# YOUR GOAL
Using the material below, copy every line where "regulación" appears.

>> START

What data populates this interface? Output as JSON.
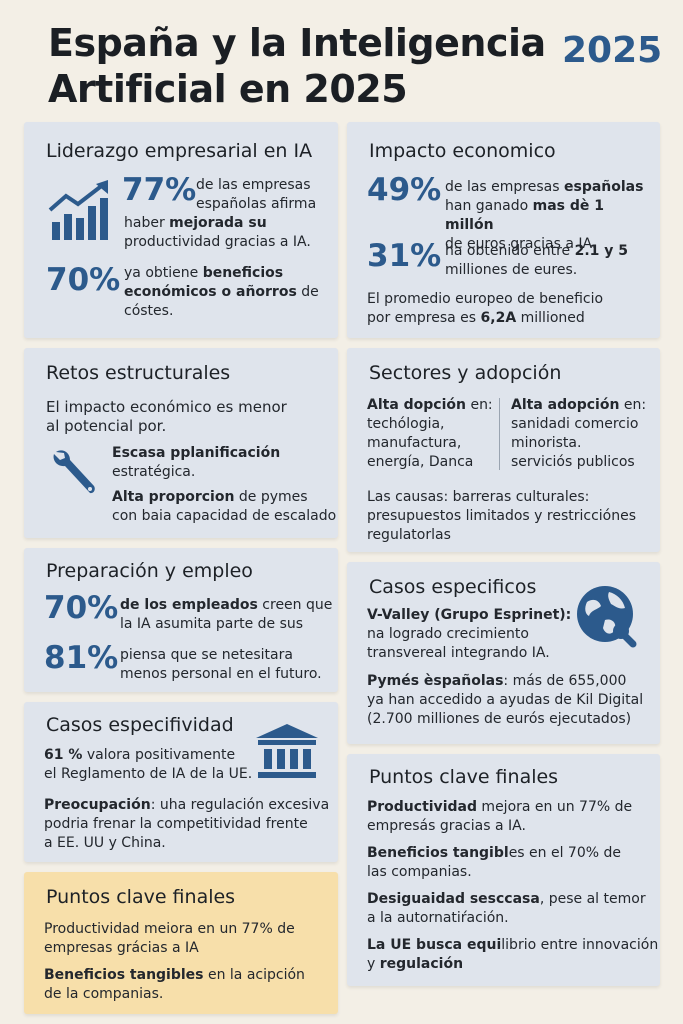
{
  "header": {
    "title_line1": "España y la Inteligencia",
    "title_line2": "Artificial en 2025",
    "year": "2025"
  },
  "colors": {
    "accent": "#2c5a8c",
    "card_bg": "#dfe4ec",
    "highlight_card_bg": "#f7dfaa",
    "page_bg": "#f3efe6"
  },
  "icons": {
    "chart": "bar-chart-icon",
    "wrench": "wrench-icon",
    "globe": "globe-icon",
    "institution": "institution-icon"
  },
  "liderazgo": {
    "title": "Liderazgo empresarial en IA",
    "stat1": "77%",
    "text1_a": "de las empresas",
    "text1_b": "españolas afirma",
    "text1_c_pre": "haber ",
    "text1_c_bold": "mejorada su",
    "text1_d": "productividad gracias a IA.",
    "stat2": "70%",
    "text2_a_pre": "ya obtiene ",
    "text2_a_bold": "beneficios",
    "text2_b_bold": "económicos o añorros",
    "text2_b_post": " de",
    "text2_c": "cóstes."
  },
  "impacto": {
    "title": "Impacto economico",
    "stat1": "49%",
    "text1_a_pre": "de las empresas ",
    "text1_a_bold": "españolas",
    "text1_b_pre": "han ganado ",
    "text1_b_bold": "mas dè 1 millón",
    "text1_c": "de euros gracias a IA.",
    "stat2": "31%",
    "text2_a_pre": "ha obtenido entre ",
    "text2_a_bold": "2.1 y 5",
    "text2_b": "milliones de eures.",
    "text3_a": "El promedio europeo de beneficio",
    "text3_b_pre": "por empresa es ",
    "text3_b_bold": "6,2A",
    "text3_b_post": " millioned"
  },
  "retos": {
    "title": "Retos estructurales",
    "text_a": "El impacto económico es menor",
    "text_b": "al potencial por.",
    "item1_a": "Escasa pplanificación",
    "item1_b": "estratégica.",
    "item2_bold": "Alta proporcion",
    "item2_post": " de pymes",
    "item2_b": "con baia capacidad de escalado"
  },
  "sectores": {
    "title": "Sectores y adopción",
    "col1_bold": "Alta dopción",
    "col1_post": " en:",
    "col1_l1": "techólogia,",
    "col1_l2": "manufactura,",
    "col1_l3": "energía, Danca",
    "col2_bold": "Alta adopción",
    "col2_post": " en:",
    "col2_l1": "sanidadi comercio",
    "col2_l2": "minorista.",
    "col2_l3": "serviciós publicos",
    "causas_a": "Las causas: barreras culturales:",
    "causas_b": "presupuestos limitados y restricciónes",
    "causas_c": "regulatorlas"
  },
  "preparacion": {
    "title": "Preparación y empleo",
    "stat1": "70%",
    "text1_a_bold": "de los empleados",
    "text1_a_post": " creen que",
    "text1_b": "la IA asumita parte de sus",
    "stat2": "81%",
    "text2_a": "piensa que se netesitara",
    "text2_b": "menos personal en el futuro."
  },
  "casos_esp": {
    "title": "Casos especificos",
    "p1_a": "V-Valley (Grupo Esprinet):",
    "p1_b": "na logrado crecimiento",
    "p1_c": "transvereal integrando IA.",
    "p2_a_bold": "Pymés èspañolas",
    "p2_a_post": ": más de 655,000",
    "p2_b": "ya han accedido a ayudas de Kil Digital",
    "p2_c": "(2.700 milliones de eurós ejecutados)"
  },
  "casos_especifividad": {
    "title": "Casos especifividad",
    "p1_bold": "61 %",
    "p1_post": " valora positivamente",
    "p1_b": "el Reglamento de IA de la UE.",
    "p2_bold": "Preocupación",
    "p2_post": ": uha regulación excesiva",
    "p2_b": "podria frenar la competitividad frente",
    "p2_c": "a EE. UU y China."
  },
  "puntos_left": {
    "title": "Puntos clave finales",
    "p1_a": "Productividad meiora en un 77% de",
    "p1_b": "empresas grácias a IA",
    "p2_bold": "Beneficios tangibles",
    "p2_post": " en la  acipción",
    "p2_b": "de la companias."
  },
  "puntos_right": {
    "title": "Puntos clave finales",
    "p1_bold": "Productividad",
    "p1_post": " mejora en un 77% de",
    "p1_b": "empresás gracias a IA.",
    "p2_bold": "Beneficios tangibl",
    "p2_post": "es en el 70% de",
    "p2_b": "las companias.",
    "p3_bold": "Desiguaidad sesccasa",
    "p3_post": ", pese al temor",
    "p3_b": "a la autornatiŕación.",
    "p4_bold": "La UE busca equi",
    "p4_post": "librio entre innovación",
    "p4_b_pre": "y ",
    "p4_b_bold": "regulación"
  }
}
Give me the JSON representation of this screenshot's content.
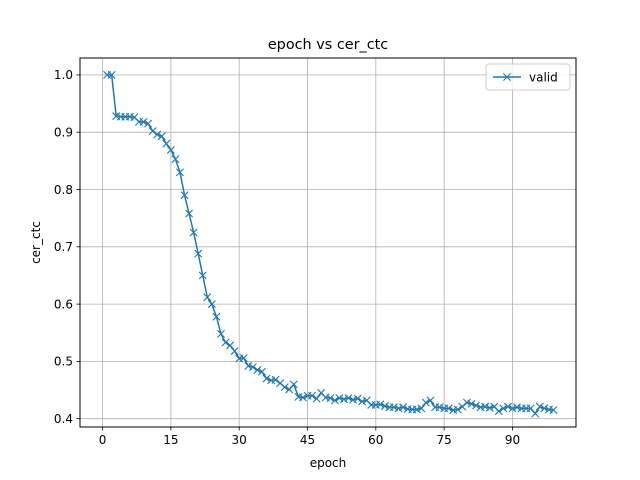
{
  "chart_data": {
    "type": "line",
    "title": "epoch vs cer_ctc",
    "xlabel": "epoch",
    "ylabel": "cer_ctc",
    "xlim": [
      -4.95,
      103.95
    ],
    "ylim": [
      0.3855,
      1.0295
    ],
    "xticks": [
      0,
      15,
      30,
      45,
      60,
      75,
      90
    ],
    "xtick_labels": [
      "0",
      "15",
      "30",
      "45",
      "60",
      "75",
      "90"
    ],
    "yticks": [
      0.4,
      0.5,
      0.6,
      0.7,
      0.8,
      0.9,
      1.0
    ],
    "ytick_labels": [
      "0.4",
      "0.5",
      "0.6",
      "0.7",
      "0.8",
      "0.9",
      "1.0"
    ],
    "grid": true,
    "legend_position": "upper right",
    "series": [
      {
        "name": "valid",
        "color": "#1f77b4",
        "marker": "x",
        "x": [
          1,
          2,
          3,
          4,
          5,
          6,
          7,
          8,
          9,
          10,
          11,
          12,
          13,
          14,
          15,
          16,
          17,
          18,
          19,
          20,
          21,
          22,
          23,
          24,
          25,
          26,
          27,
          28,
          29,
          30,
          31,
          32,
          33,
          34,
          35,
          36,
          37,
          38,
          39,
          40,
          41,
          42,
          43,
          44,
          45,
          46,
          47,
          48,
          49,
          50,
          51,
          52,
          53,
          54,
          55,
          56,
          57,
          58,
          59,
          60,
          61,
          62,
          63,
          64,
          65,
          66,
          67,
          68,
          69,
          70,
          71,
          72,
          73,
          74,
          75,
          76,
          77,
          78,
          79,
          80,
          81,
          82,
          83,
          84,
          85,
          86,
          87,
          88,
          89,
          90,
          91,
          92,
          93,
          94,
          95,
          96,
          97,
          98,
          99
        ],
        "y": [
          1.0,
          1.0,
          0.928,
          0.927,
          0.927,
          0.927,
          0.926,
          0.918,
          0.918,
          0.915,
          0.902,
          0.896,
          0.893,
          0.88,
          0.869,
          0.853,
          0.83,
          0.79,
          0.758,
          0.725,
          0.688,
          0.65,
          0.612,
          0.6,
          0.578,
          0.548,
          0.533,
          0.528,
          0.518,
          0.505,
          0.506,
          0.492,
          0.49,
          0.485,
          0.482,
          0.47,
          0.467,
          0.468,
          0.462,
          0.455,
          0.451,
          0.46,
          0.438,
          0.437,
          0.44,
          0.44,
          0.435,
          0.445,
          0.437,
          0.436,
          0.432,
          0.436,
          0.434,
          0.436,
          0.433,
          0.435,
          0.43,
          0.432,
          0.424,
          0.424,
          0.425,
          0.422,
          0.42,
          0.42,
          0.418,
          0.42,
          0.417,
          0.416,
          0.416,
          0.418,
          0.428,
          0.432,
          0.42,
          0.42,
          0.418,
          0.418,
          0.415,
          0.416,
          0.421,
          0.428,
          0.426,
          0.423,
          0.42,
          0.421,
          0.419,
          0.421,
          0.413,
          0.418,
          0.421,
          0.418,
          0.42,
          0.418,
          0.418,
          0.418,
          0.409,
          0.421,
          0.418,
          0.416,
          0.415
        ]
      }
    ]
  }
}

>> END

# ANSWER FOR THE TASK
    "p2_post": ": uha regulación excesiva",
    "p4_b_bold": "regulación"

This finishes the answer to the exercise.